# Start of Data records

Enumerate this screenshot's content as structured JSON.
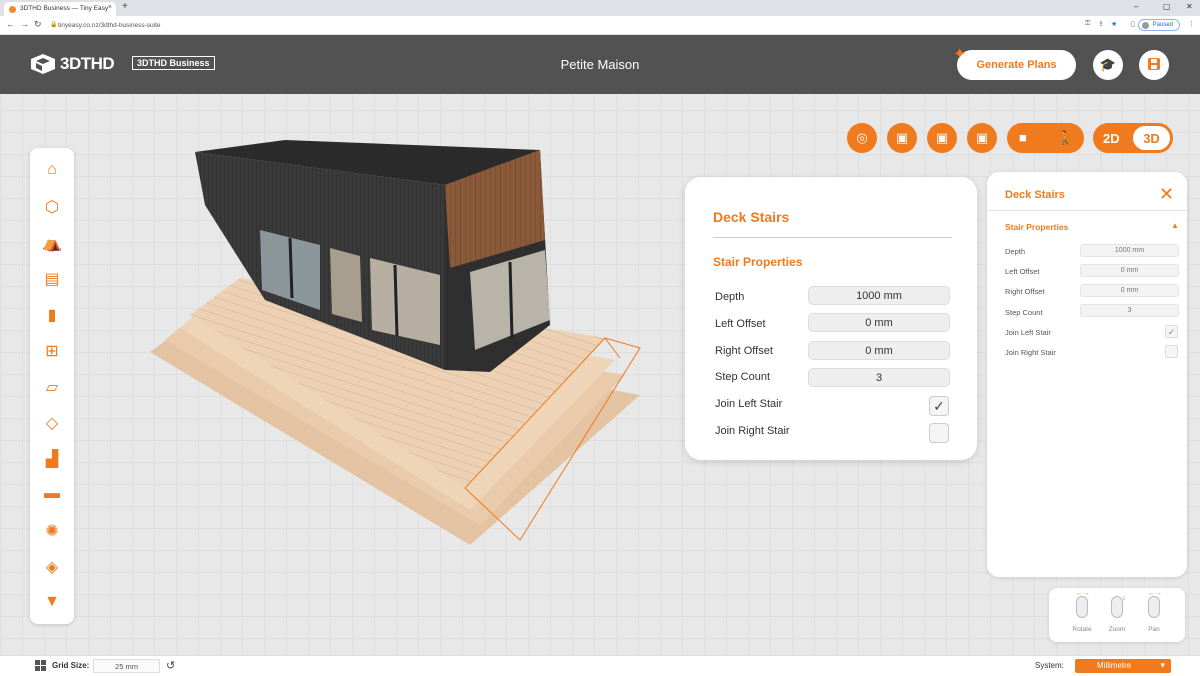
{
  "browser": {
    "tab_title": "3DTHD Business — Tiny Easy",
    "tab_close": "×",
    "new_tab": "+",
    "url": "tinyeasy.co.nz/3dthd-business-suite",
    "profile_status": "Paused",
    "win_min": "–",
    "win_max": "▢",
    "win_close": "✕"
  },
  "header": {
    "logo_text": "3DTHD",
    "badge": "3DTHD Business",
    "project_title": "Petite Maison",
    "generate_label": "Generate Plans"
  },
  "view_controls": {
    "mode_2d": "2D",
    "mode_3d": "3D"
  },
  "card": {
    "title": "Deck Stairs",
    "section": "Stair Properties",
    "rows": [
      {
        "label": "Depth",
        "value": "1000 mm"
      },
      {
        "label": "Left Offset",
        "value": "0  mm"
      },
      {
        "label": "Right Offset",
        "value": "0 mm"
      },
      {
        "label": "Step Count",
        "value": "3"
      }
    ],
    "join_left_label": "Join Left Stair",
    "join_left_checked": "✓",
    "join_right_label": "Join Right Stair"
  },
  "side_panel": {
    "title": "Deck Stairs",
    "close": "✕",
    "section": "Stair Properties",
    "caret": "▲",
    "rows": [
      {
        "label": "Depth",
        "value": "1000 mm"
      },
      {
        "label": "Left Offset",
        "value": "0 mm"
      },
      {
        "label": "Right Offset",
        "value": "0 mm"
      },
      {
        "label": "Step Count",
        "value": "3"
      }
    ],
    "join_left_label": "Join Left Stair",
    "join_left_checked": "✓",
    "join_right_label": "Join Right Stair"
  },
  "mouse_hints": {
    "rotate": "Rotate",
    "zoom": "Zoom",
    "pan": "Pan"
  },
  "status": {
    "grid_label": "Grid Size:",
    "grid_value": "25 mm",
    "system_label": "System:",
    "system_value": "Millimetre"
  },
  "colors": {
    "accent": "#f07a1e",
    "header_bg": "#525252"
  }
}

# End of Data records

The exercise:
Omit the pictures and reproduce the listing exactly.

Result of the task:
Enumerate this screenshot's content as structured JSON.
{
  "browser": {
    "tab_title": "3DTHD Business — Tiny Easy",
    "tab_close": "×",
    "new_tab": "+",
    "url": "tinyeasy.co.nz/3dthd-business-suite",
    "profile_status": "Paused",
    "win_min": "–",
    "win_max": "▢",
    "win_close": "✕"
  },
  "header": {
    "logo_text": "3DTHD",
    "badge": "3DTHD Business",
    "project_title": "Petite Maison",
    "generate_label": "Generate Plans"
  },
  "view_controls": {
    "mode_2d": "2D",
    "mode_3d": "3D"
  },
  "card": {
    "title": "Deck Stairs",
    "section": "Stair Properties",
    "rows": [
      {
        "label": "Depth",
        "value": "1000 mm"
      },
      {
        "label": "Left Offset",
        "value": "0  mm"
      },
      {
        "label": "Right Offset",
        "value": "0 mm"
      },
      {
        "label": "Step Count",
        "value": "3"
      }
    ],
    "join_left_label": "Join Left Stair",
    "join_left_checked": "✓",
    "join_right_label": "Join Right Stair"
  },
  "side_panel": {
    "title": "Deck Stairs",
    "close": "✕",
    "section": "Stair Properties",
    "caret": "▲",
    "rows": [
      {
        "label": "Depth",
        "value": "1000 mm"
      },
      {
        "label": "Left Offset",
        "value": "0 mm"
      },
      {
        "label": "Right Offset",
        "value": "0 mm"
      },
      {
        "label": "Step Count",
        "value": "3"
      }
    ],
    "join_left_label": "Join Left Stair",
    "join_left_checked": "✓",
    "join_right_label": "Join Right Stair"
  },
  "mouse_hints": {
    "rotate": "Rotate",
    "zoom": "Zoom",
    "pan": "Pan"
  },
  "status": {
    "grid_label": "Grid Size:",
    "grid_value": "25 mm",
    "system_label": "System:",
    "system_value": "Millimetre"
  },
  "colors": {
    "accent": "#f07a1e",
    "header_bg": "#525252"
  }
}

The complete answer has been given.